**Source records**

— Start —

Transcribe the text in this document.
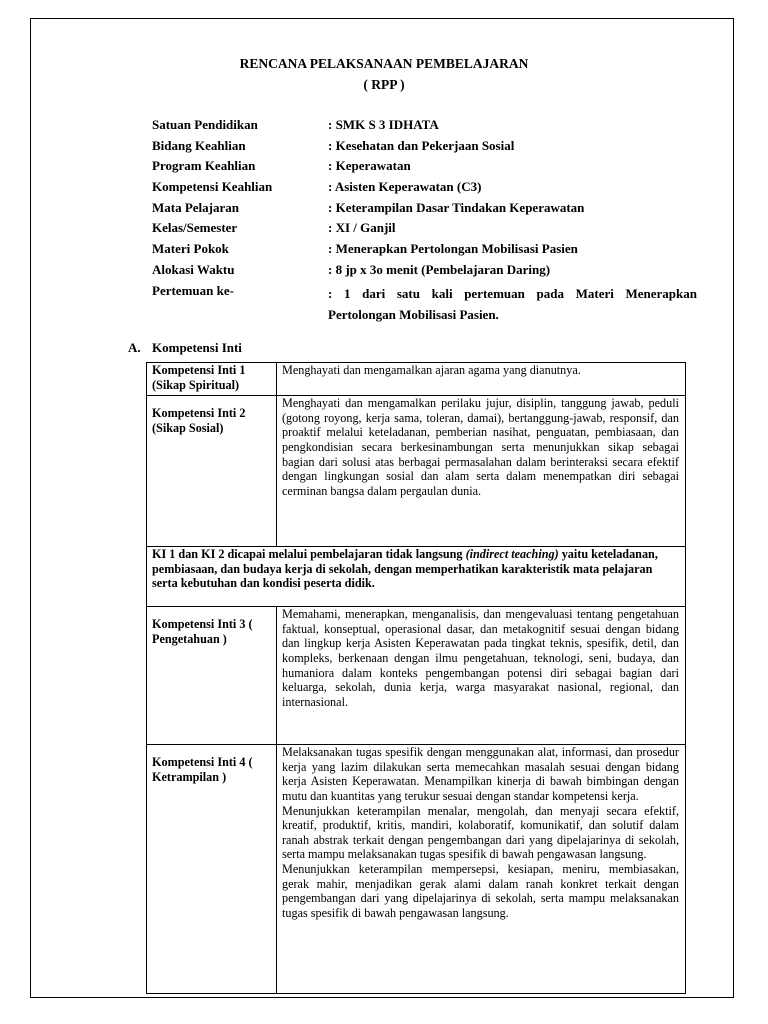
RENCANA PELAKSANAAN PEMBELAJARAN
( RPP )
Satuan Pendidikan	: SMK S 3 IDHATA
Bidang Keahlian	: Kesehatan dan Pekerjaan Sosial
Program Keahlian	: Keperawatan
Kompetensi Keahlian	: Asisten Keperawatan (C3)
Mata Pelajaran	: Keterampilan Dasar Tindakan Keperawatan
Kelas/Semester	: XI / Ganjil
Materi Pokok	: Menerapkan Pertolongan Mobilisasi Pasien
Alokasi Waktu	: 8 jp x 3o menit (Pembelajaran Daring)
Pertemuan ke-	: 1 dari satu kali pertemuan pada Materi Menerapkan Pertolongan Mobilisasi Pasien.
A. Kompetensi Inti
Kompetensi Inti 1 (Sikap Spiritual)	Menghayati dan mengamalkan ajaran agama yang dianutnya.
Kompetensi Inti 2 (Sikap Sosial)	Menghayati dan mengamalkan perilaku jujur, disiplin, tanggung jawab, peduli (gotong royong, kerja sama, toleran, damai), bertanggung-jawab, responsif, dan proaktif melalui keteladanan, pemberian nasihat, penguatan, pembiasaan, dan pengkondisian secara berkesinambungan serta menunjukkan sikap sebagai bagian dari solusi atas berbagai permasalahan dalam berinteraksi secara efektif dengan lingkungan sosial dan alam serta dalam menempatkan diri sebagai cerminan bangsa dalam pergaulan dunia.
KI 1 dan KI 2 dicapai melalui pembelajaran tidak langsung (indirect teaching) yaitu keteladanan, pembiasaan, dan budaya kerja di sekolah, dengan memperhatikan karakteristik mata pelajaran serta kebutuhan dan kondisi peserta didik.	
Kompetensi Inti 3 ( Pengetahuan )	Memahami, menerapkan, menganalisis, dan mengevaluasi tentang pengetahuan faktual, konseptual, operasional dasar, dan metakognitif sesuai dengan bidang dan lingkup kerja Asisten Keperawatan pada tingkat teknis, spesifik, detil, dan kompleks, berkenaan dengan ilmu pengetahuan, teknologi, seni, budaya, dan humaniora dalam konteks pengembangan potensi diri sebagai bagian dari keluarga, sekolah, dunia kerja, warga masyarakat nasional, regional, dan internasional.
Kompetensi Inti 4 ( Ketrampilan )	Melaksanakan tugas spesifik dengan menggunakan alat, informasi, dan prosedur kerja yang lazim dilakukan serta memecahkan masalah sesuai dengan bidang kerja Asisten Keperawatan. Menampilkan kinerja di bawah bimbingan dengan mutu dan kuantitas yang terukur sesuai dengan standar kompetensi kerja.

Menunjukkan keterampilan menalar, mengolah, dan menyaji secara efektif, kreatif, produktif, kritis, mandiri, kolaboratif, komunikatif, dan solutif dalam ranah abstrak terkait dengan pengembangan dari yang dipelajarinya di sekolah, serta mampu melaksanakan tugas spesifik di bawah pengawasan langsung.

Menunjukkan keterampilan mempersepsi, kesiapan, meniru, membiasakan, gerak mahir, menjadikan gerak alami dalam ranah konkret terkait dengan pengembangan dari yang dipelajarinya di sekolah, serta mampu melaksanakan tugas spesifik di bawah pengawasan langsung.
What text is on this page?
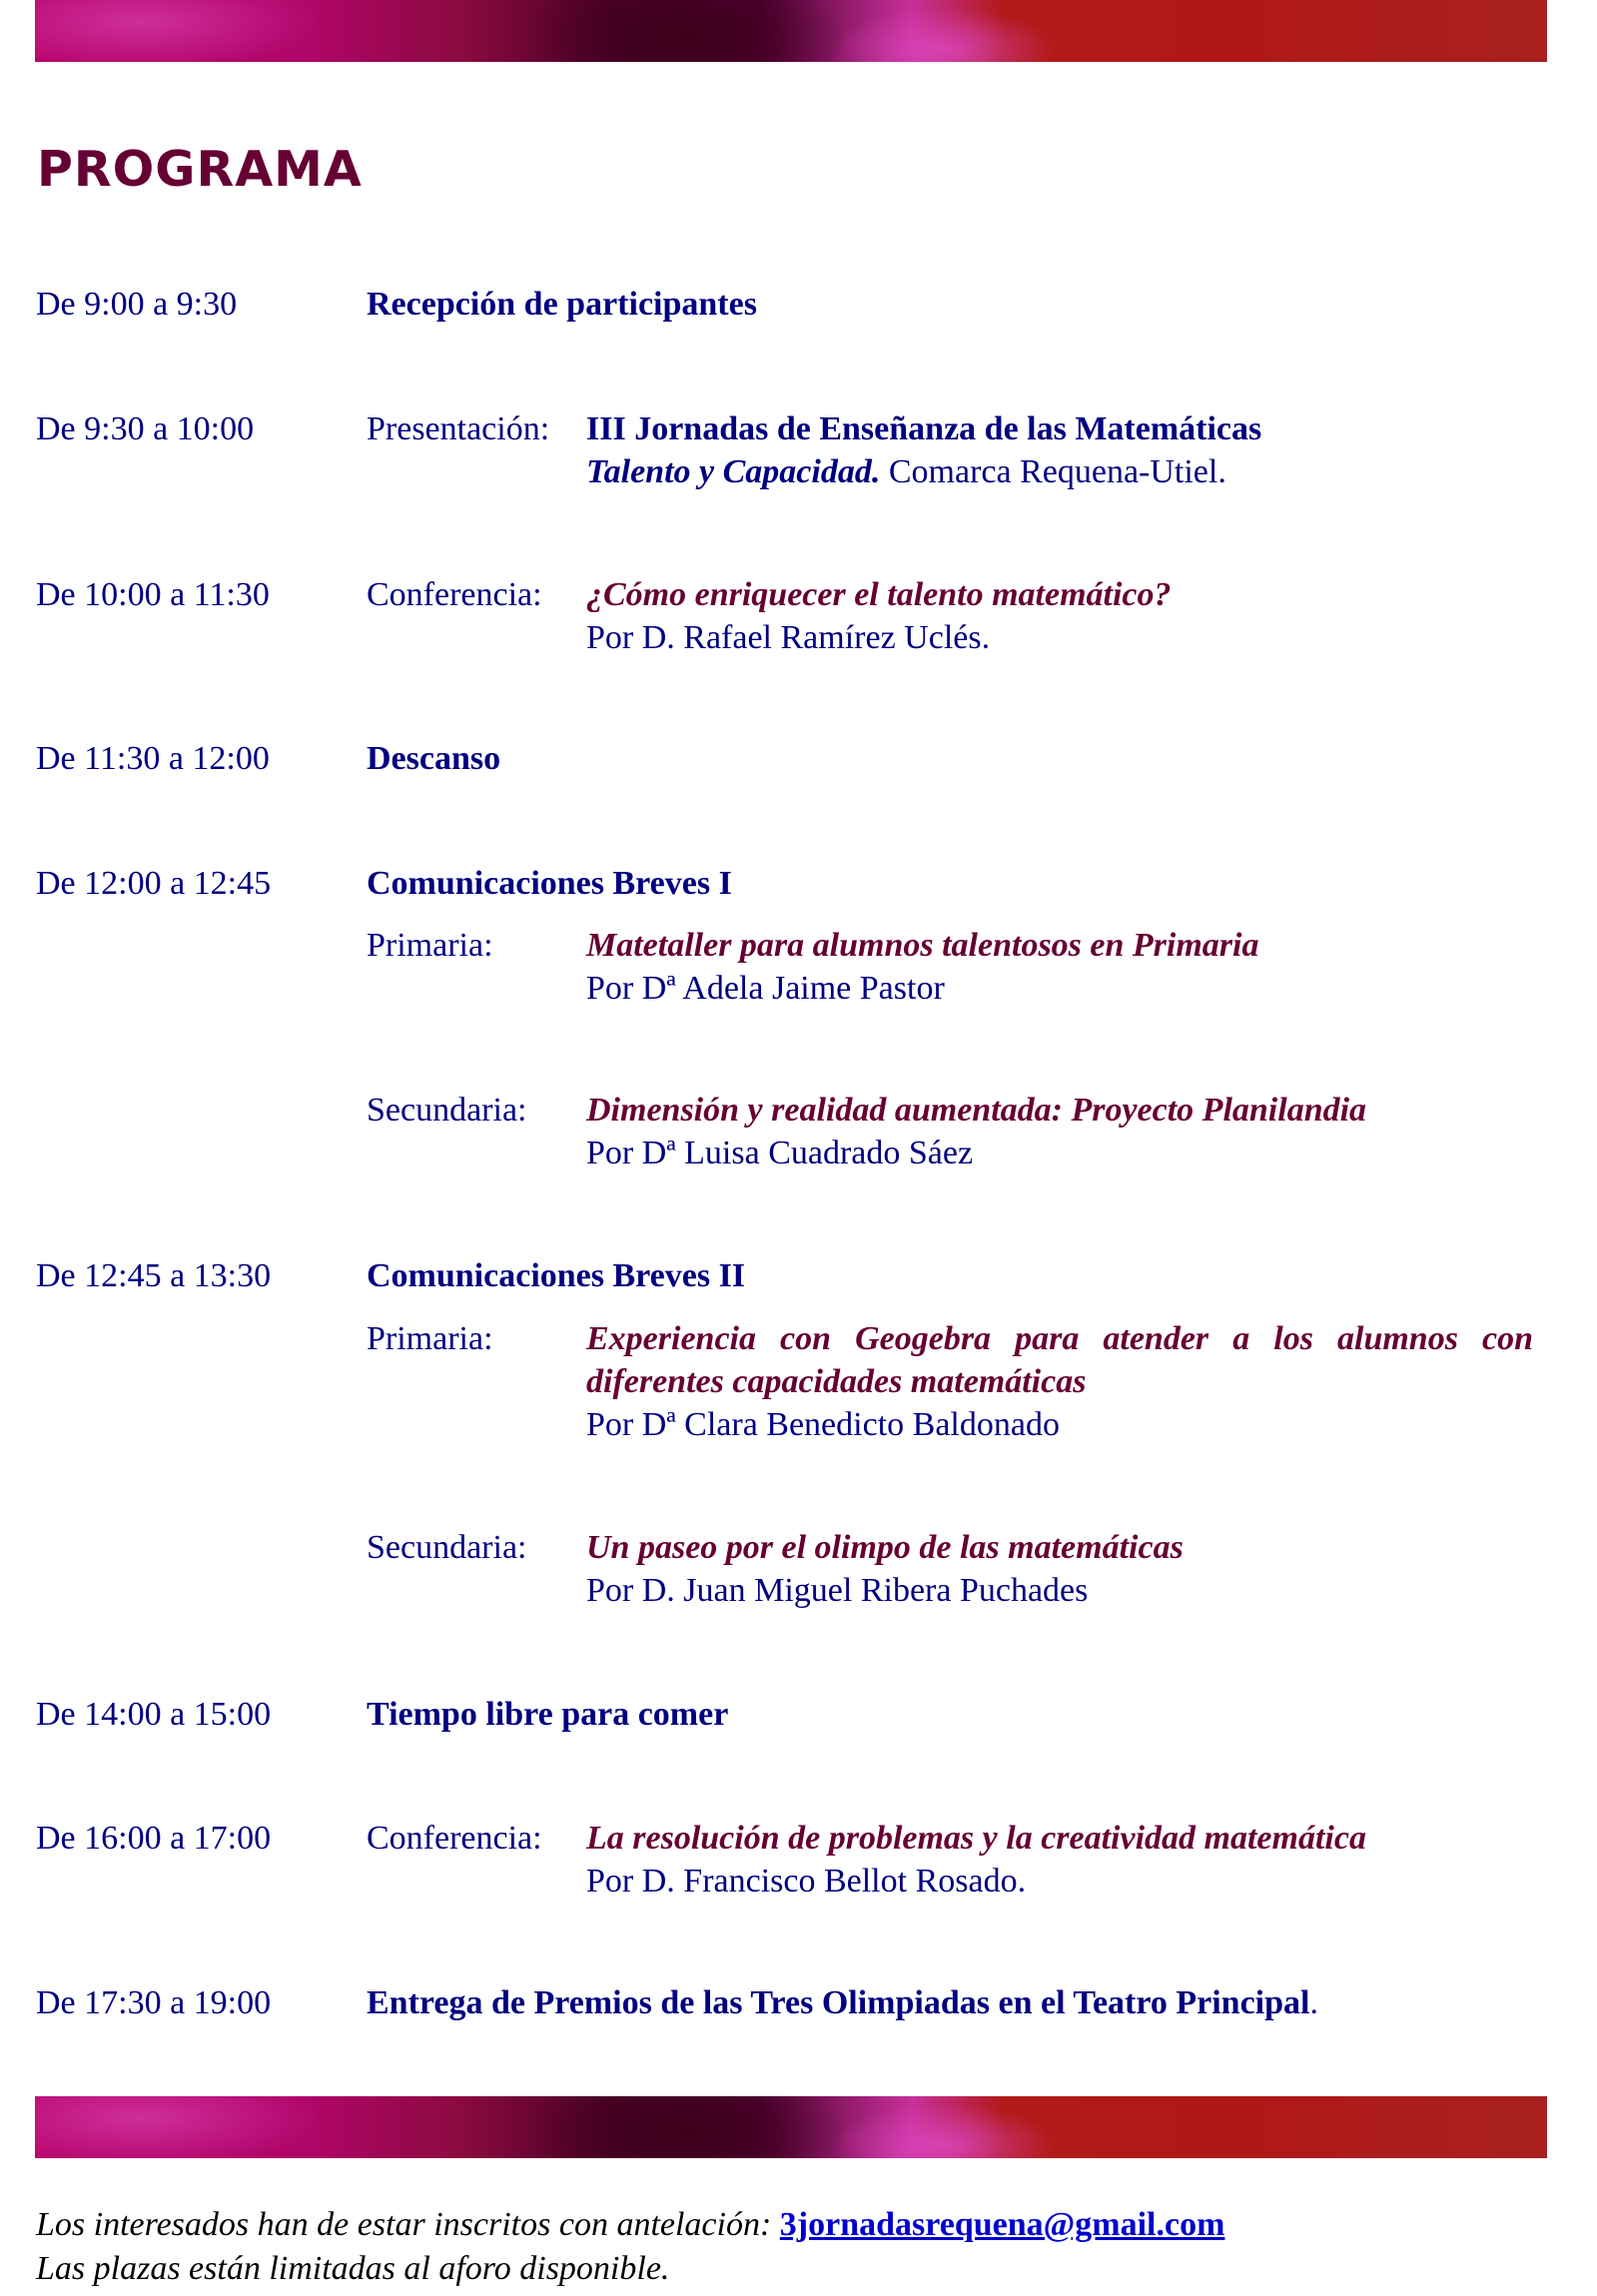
PROGRAMA
De 9:00 a 9:30	Recepción de participantes
De 9:30 a 10:00	Presentación: III Jornadas de Enseñanza de las Matemáticas
Talento y Capacidad. Comarca Requena-Utiel.
De 10:00 a 11:30	Conferencia: ¿Cómo enriquecer el talento matemático?
Por D. Rafael Ramírez Uclés.
De 11:30 a 12:00	Descanso
De 12:00 a 12:45	Comunicaciones Breves I
Primaria:	Matetaller para alumnos talentosos en Primaria
Por Dª Adela Jaime Pastor
Secundaria: Dimensión y realidad aumentada: Proyecto Planilandia
Por Dª Luisa Cuadrado Sáez
De 12:45 a 13:30	Comunicaciones Breves II
Primaria:	Experiencia con Geogebra para atender a los alumnos con diferentes capacidades matemáticas
Por Dª Clara Benedicto Baldonado
Secundaria: Un paseo por el olimpo de las matemáticas
Por D. Juan Miguel Ribera Puchades
De 14:00 a 15:00	Tiempo libre para comer
De 16:00 a 17:00	Conferencia: La resolución de problemas y la creatividad matemática
Por D. Francisco Bellot Rosado.
De 17:30 a 19:00	Entrega de Premios de las Tres Olimpiadas en el Teatro Principal.
Los interesados han de estar inscritos con antelación: 3jornadasrequena@gmail.com
Las plazas están limitadas al aforo disponible.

— End —

**To do**
All lines of the data above that include the word "this" must be shown.

**Problem solution**
Transcribe the text in this document.
What text is on this page?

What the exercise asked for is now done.